_TASK STATEMENT:_ Extract the records below word for word and ignore the images.

_MATERIAL SUPPLIED:_
## start
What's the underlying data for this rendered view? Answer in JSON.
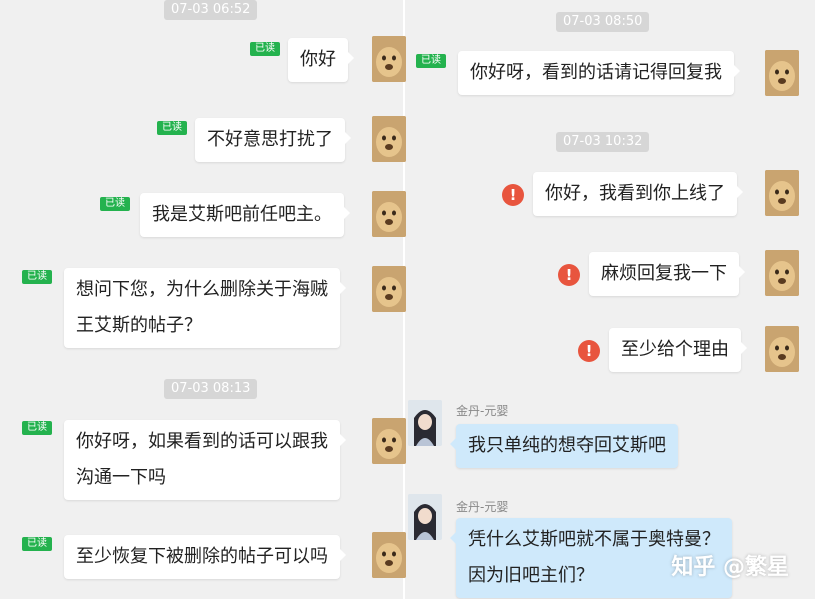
{
  "read_label": "已读",
  "left_column": {
    "timestamps": [
      "07-03 06:52",
      "07-03 08:13"
    ],
    "messages": [
      "你好",
      "不好意思打扰了",
      "我是艾斯吧前任吧主。",
      "想问下您，为什么删除关于海贼",
      "王艾斯的帖子？",
      "你好呀，如果看到的话可以跟我",
      "沟通一下吗",
      "至少恢复下被删除的帖子可以吗"
    ]
  },
  "right_column": {
    "timestamps": [
      "07-03 08:50",
      "07-03 10:32"
    ],
    "sent_messages": [
      "你好呀，看到的话请记得回复我",
      "你好，我看到你上线了",
      "麻烦回复我一下",
      "至少给个理由"
    ],
    "error_symbol": "!",
    "replies": [
      {
        "sender": "金丹-元婴",
        "lines": [
          "我只单纯的想夺回艾斯吧"
        ]
      },
      {
        "sender": "金丹-元婴",
        "lines": [
          "凭什么艾斯吧就不属于奥特曼？",
          "因为旧吧主们？"
        ]
      }
    ]
  },
  "watermark": "知乎 @繁星",
  "colors": {
    "background": "#f0f0f0",
    "read_badge": "#24b24e",
    "error_icon": "#e8553e",
    "reply_bubble": "#cfe9fb",
    "timestamp_bg": "#d6d6d6"
  }
}
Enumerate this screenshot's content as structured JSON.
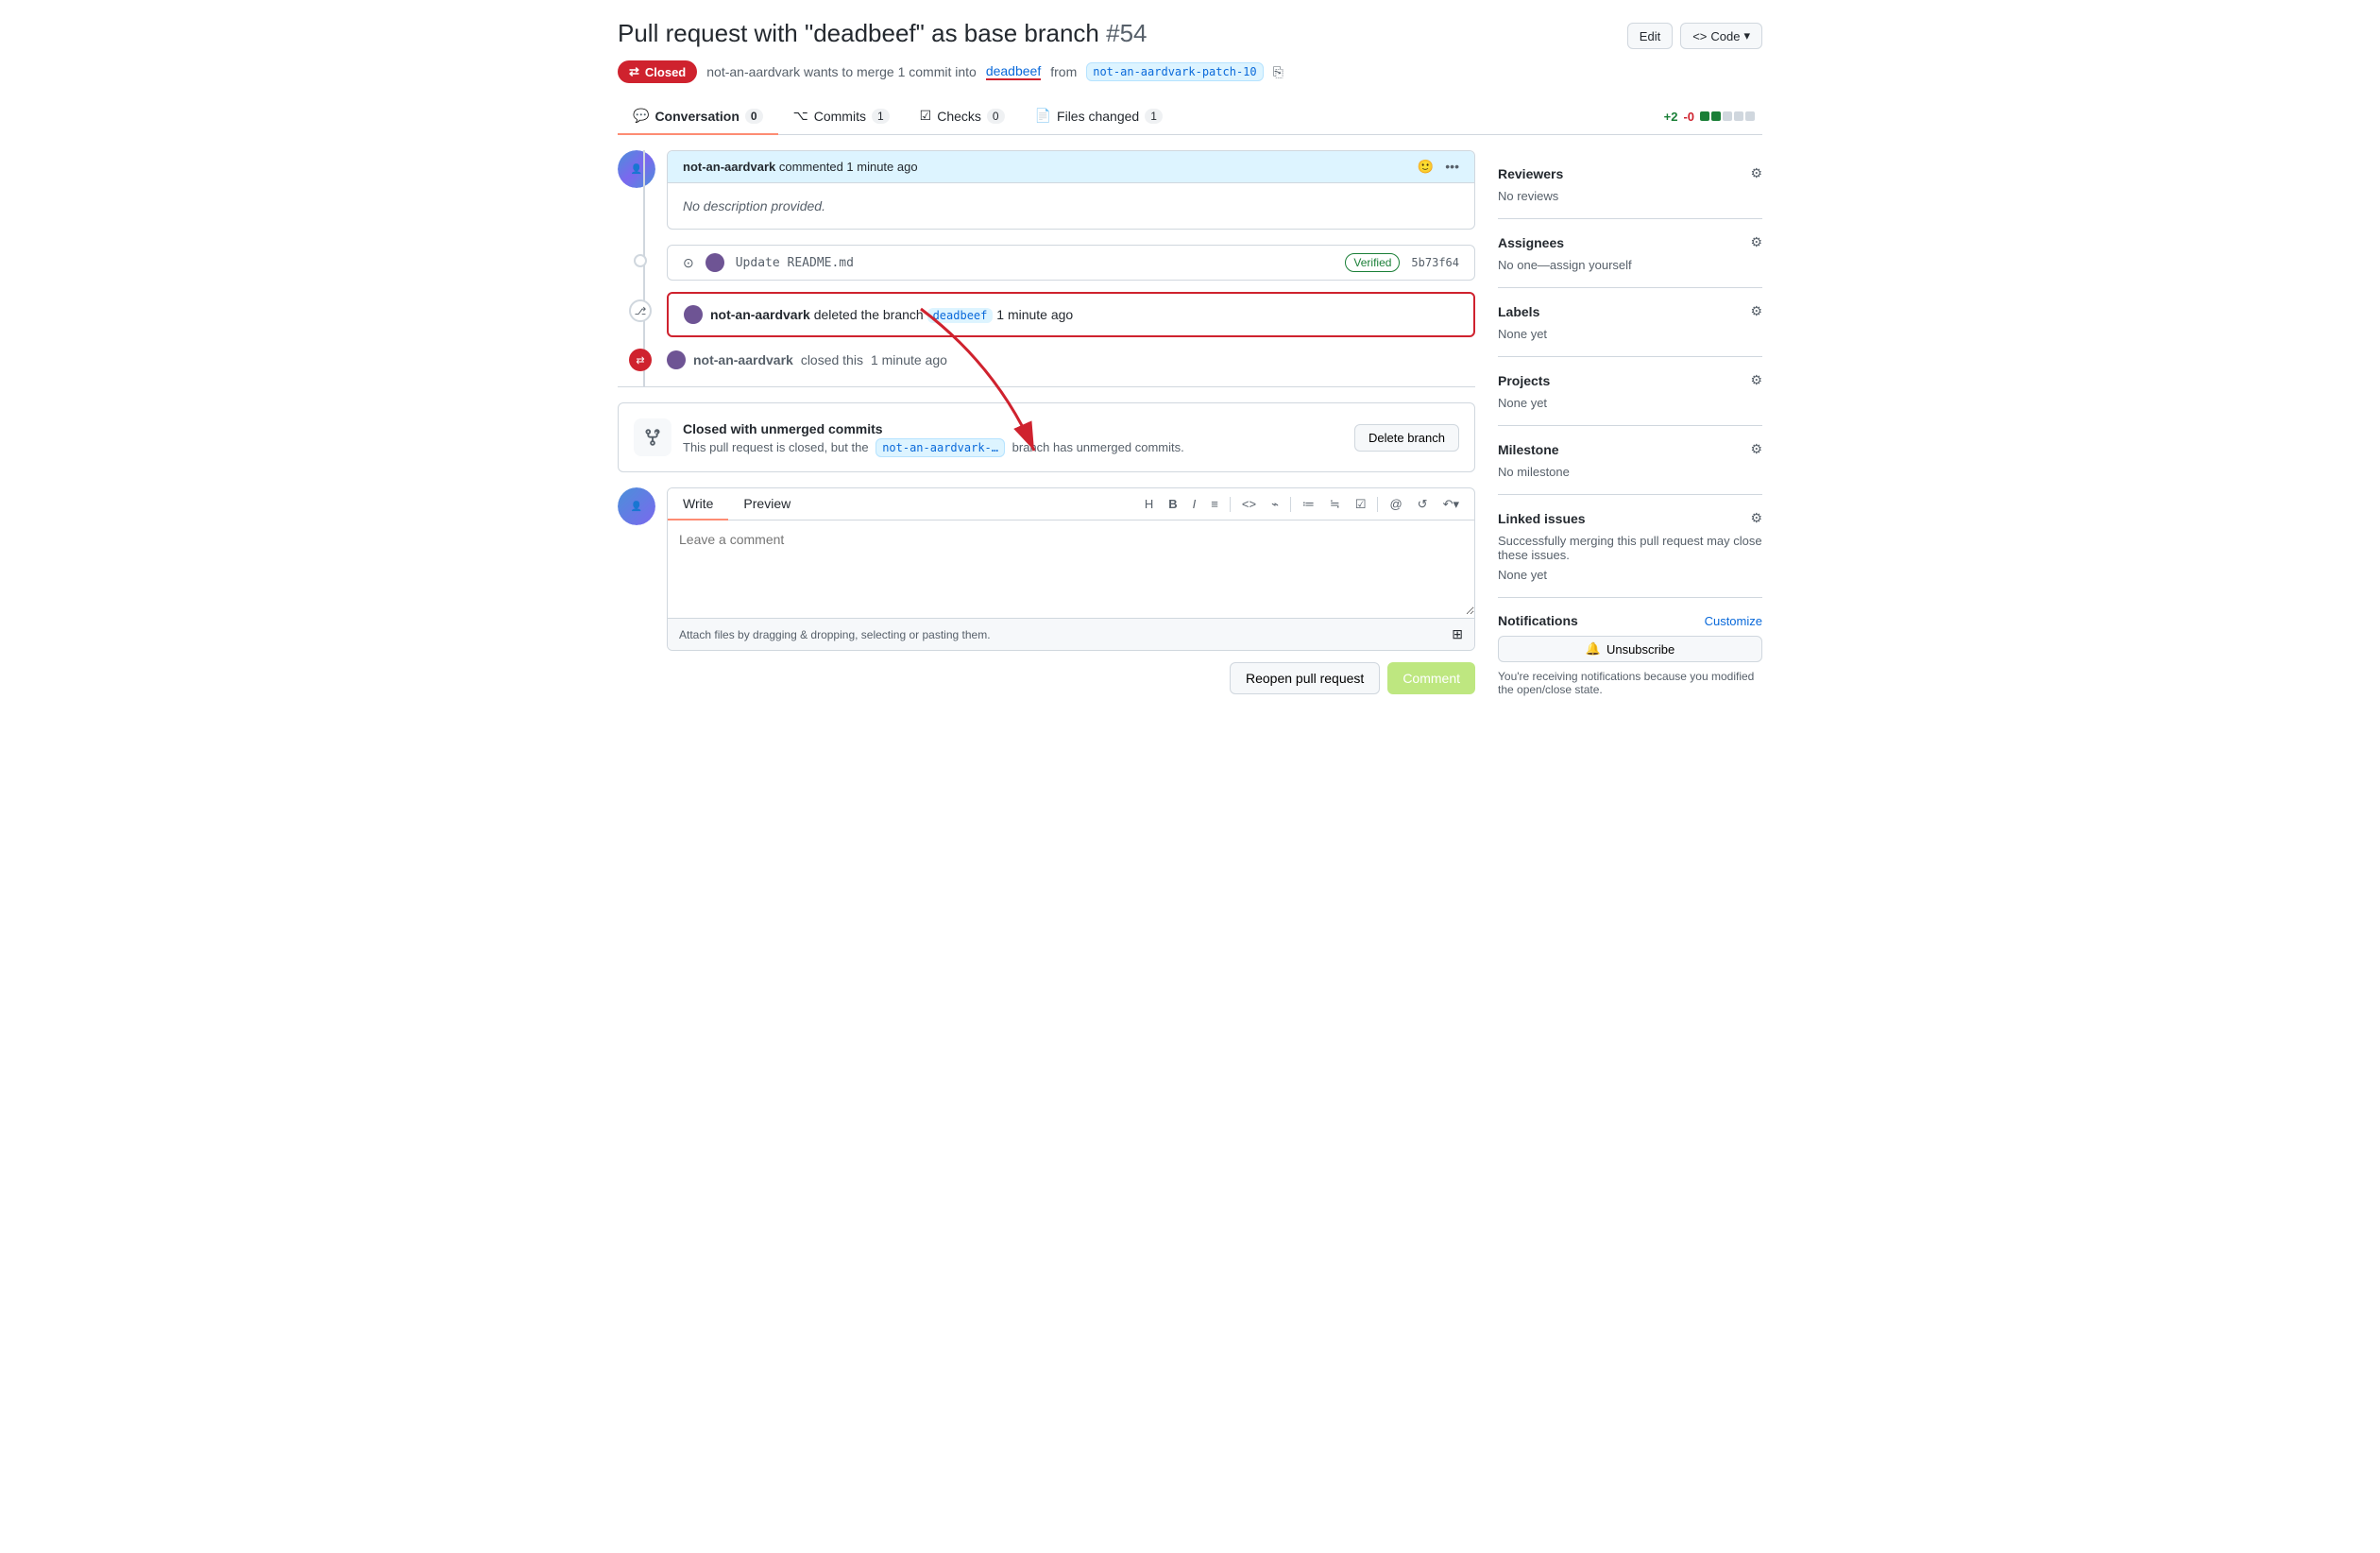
{
  "page": {
    "title": "Pull request with \"deadbeef\" as base branch",
    "pr_number": "#54",
    "header_buttons": {
      "edit": "Edit",
      "code": "Code"
    }
  },
  "status": {
    "badge_text": "Closed",
    "description": "not-an-aardvark wants to merge 1 commit into",
    "base_branch": "deadbeef",
    "from_text": "from",
    "head_branch": "not-an-aardvark-patch-10"
  },
  "tabs": [
    {
      "id": "conversation",
      "label": "Conversation",
      "count": "0",
      "active": true
    },
    {
      "id": "commits",
      "label": "Commits",
      "count": "1",
      "active": false
    },
    {
      "id": "checks",
      "label": "Checks",
      "count": "0",
      "active": false
    },
    {
      "id": "files_changed",
      "label": "Files changed",
      "count": "1",
      "active": false
    }
  ],
  "diff_stats": {
    "add": "+2",
    "del": "-0",
    "bars": [
      2,
      3
    ]
  },
  "comment": {
    "author": "not-an-aardvark",
    "time": "commented 1 minute ago",
    "body": "No description provided."
  },
  "commit_item": {
    "label": "Update README.md",
    "badge": "Verified",
    "hash": "5b73f64"
  },
  "delete_branch_event": {
    "author": "not-an-aardvark",
    "action": "deleted the branch",
    "branch": "deadbeef",
    "time": "1 minute ago"
  },
  "closed_event": {
    "author": "not-an-aardvark",
    "action": "closed this",
    "time": "1 minute ago"
  },
  "unmerged_box": {
    "title": "Closed with unmerged commits",
    "description": "This pull request is closed, but the",
    "branch": "not-an-aardvark-…",
    "description2": "branch has unmerged commits.",
    "button": "Delete branch"
  },
  "editor": {
    "tab_write": "Write",
    "tab_preview": "Preview",
    "placeholder": "Leave a comment",
    "footer_text": "Attach files by dragging & dropping, selecting or pasting them.",
    "toolbar": [
      "H",
      "B",
      "I",
      "≡",
      "<>",
      "⌁",
      "≔",
      "≒",
      "☑",
      "@",
      "↺",
      "↶"
    ]
  },
  "actions": {
    "reopen": "Reopen pull request",
    "comment": "Comment"
  },
  "sidebar": {
    "reviewers": {
      "title": "Reviewers",
      "value": "No reviews"
    },
    "assignees": {
      "title": "Assignees",
      "value": "No one—assign yourself"
    },
    "labels": {
      "title": "Labels",
      "value": "None yet"
    },
    "projects": {
      "title": "Projects",
      "value": "None yet"
    },
    "milestone": {
      "title": "Milestone",
      "value": "No milestone"
    },
    "linked_issues": {
      "title": "Linked issues",
      "description": "Successfully merging this pull request may close these issues.",
      "value": "None yet"
    },
    "notifications": {
      "title": "Notifications",
      "customize": "Customize",
      "button": "Unsubscribe",
      "note": "You're receiving notifications because you modified the open/close state."
    }
  }
}
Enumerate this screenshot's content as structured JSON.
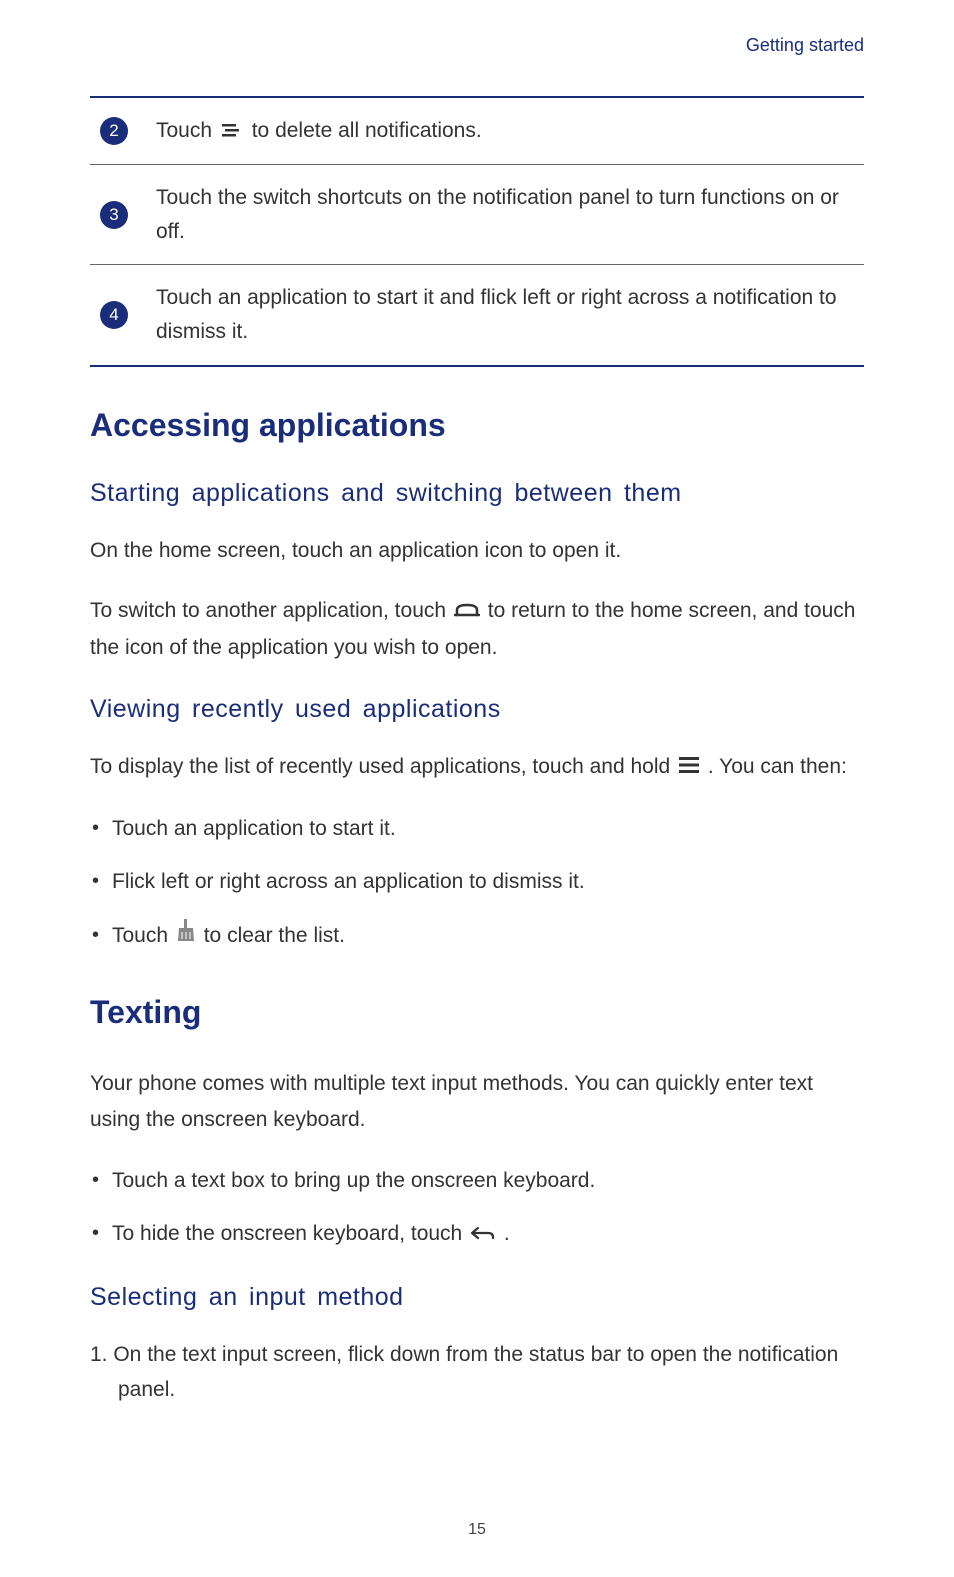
## end
_FINISHED TASK:_
What's the underlying data for this rendered view? Answer in JSON.
{
  "read_label": "已读",
  "left_column": {
    "timestamps": [
      "07-03 06:52",
      "07-03 08:13"
    ],
    "messages": [
      "你好",
      "不好意思打扰了",
      "我是艾斯吧前任吧主。",
      "想问下您，为什么删除关于海贼",
      "王艾斯的帖子？",
      "你好呀，如果看到的话可以跟我",
      "沟通一下吗",
      "至少恢复下被删除的帖子可以吗"
    ]
  },
  "right_column": {
    "timestamps": [
      "07-03 08:50",
      "07-03 10:32"
    ],
    "sent_messages": [
      "你好呀，看到的话请记得回复我",
      "你好，我看到你上线了",
      "麻烦回复我一下",
      "至少给个理由"
    ],
    "error_symbol": "!",
    "replies": [
      {
        "sender": "金丹-元婴",
        "lines": [
          "我只单纯的想夺回艾斯吧"
        ]
      },
      {
        "sender": "金丹-元婴",
        "lines": [
          "凭什么艾斯吧就不属于奥特曼？",
          "因为旧吧主们？"
        ]
      }
    ]
  },
  "watermark": "知乎 @繁星",
  "colors": {
    "background": "#f0f0f0",
    "read_badge": "#24b24e",
    "error_icon": "#e8553e",
    "reply_bubble": "#cfe9fb",
    "timestamp_bg": "#d6d6d6"
  }
}
Enumerate this screenshot's content as structured JSON.
{
  "page": {
    "title": "Pull request with \"deadbeef\" as base branch",
    "pr_number": "#54",
    "header_buttons": {
      "edit": "Edit",
      "code": "Code"
    }
  },
  "status": {
    "badge_text": "Closed",
    "description": "not-an-aardvark wants to merge 1 commit into",
    "base_branch": "deadbeef",
    "from_text": "from",
    "head_branch": "not-an-aardvark-patch-10"
  },
  "tabs": [
    {
      "id": "conversation",
      "label": "Conversation",
      "count": "0",
      "active": true
    },
    {
      "id": "commits",
      "label": "Commits",
      "count": "1",
      "active": false
    },
    {
      "id": "checks",
      "label": "Checks",
      "count": "0",
      "active": false
    },
    {
      "id": "files_changed",
      "label": "Files changed",
      "count": "1",
      "active": false
    }
  ],
  "diff_stats": {
    "add": "+2",
    "del": "-0",
    "bars": [
      2,
      3
    ]
  },
  "comment": {
    "author": "not-an-aardvark",
    "time": "commented 1 minute ago",
    "body": "No description provided."
  },
  "commit_item": {
    "label": "Update README.md",
    "badge": "Verified",
    "hash": "5b73f64"
  },
  "delete_branch_event": {
    "author": "not-an-aardvark",
    "action": "deleted the branch",
    "branch": "deadbeef",
    "time": "1 minute ago"
  },
  "closed_event": {
    "author": "not-an-aardvark",
    "action": "closed this",
    "time": "1 minute ago"
  },
  "unmerged_box": {
    "title": "Closed with unmerged commits",
    "description": "This pull request is closed, but the",
    "branch": "not-an-aardvark-…",
    "description2": "branch has unmerged commits.",
    "button": "Delete branch"
  },
  "editor": {
    "tab_write": "Write",
    "tab_preview": "Preview",
    "placeholder": "Leave a comment",
    "footer_text": "Attach files by dragging & dropping, selecting or pasting them.",
    "toolbar": [
      "H",
      "B",
      "I",
      "≡",
      "<>",
      "⌁",
      "≔",
      "≒",
      "☑",
      "@",
      "↺",
      "↶"
    ]
  },
  "actions": {
    "reopen": "Reopen pull request",
    "comment": "Comment"
  },
  "sidebar": {
    "reviewers": {
      "title": "Reviewers",
      "value": "No reviews"
    },
    "assignees": {
      "title": "Assignees",
      "value": "No one—assign yourself"
    },
    "labels": {
      "title": "Labels",
      "value": "None yet"
    },
    "projects": {
      "title": "Projects",
      "value": "None yet"
    },
    "milestone": {
      "title": "Milestone",
      "value": "No milestone"
    },
    "linked_issues": {
      "title": "Linked issues",
      "description": "Successfully merging this pull request may close these issues.",
      "value": "None yet"
    },
    "notifications": {
      "title": "Notifications",
      "customize": "Customize",
      "button": "Unsubscribe",
      "note": "You're receiving notifications because you modified the open/close state."
    }
  }
}
Enumerate this screenshot's content as structured JSON.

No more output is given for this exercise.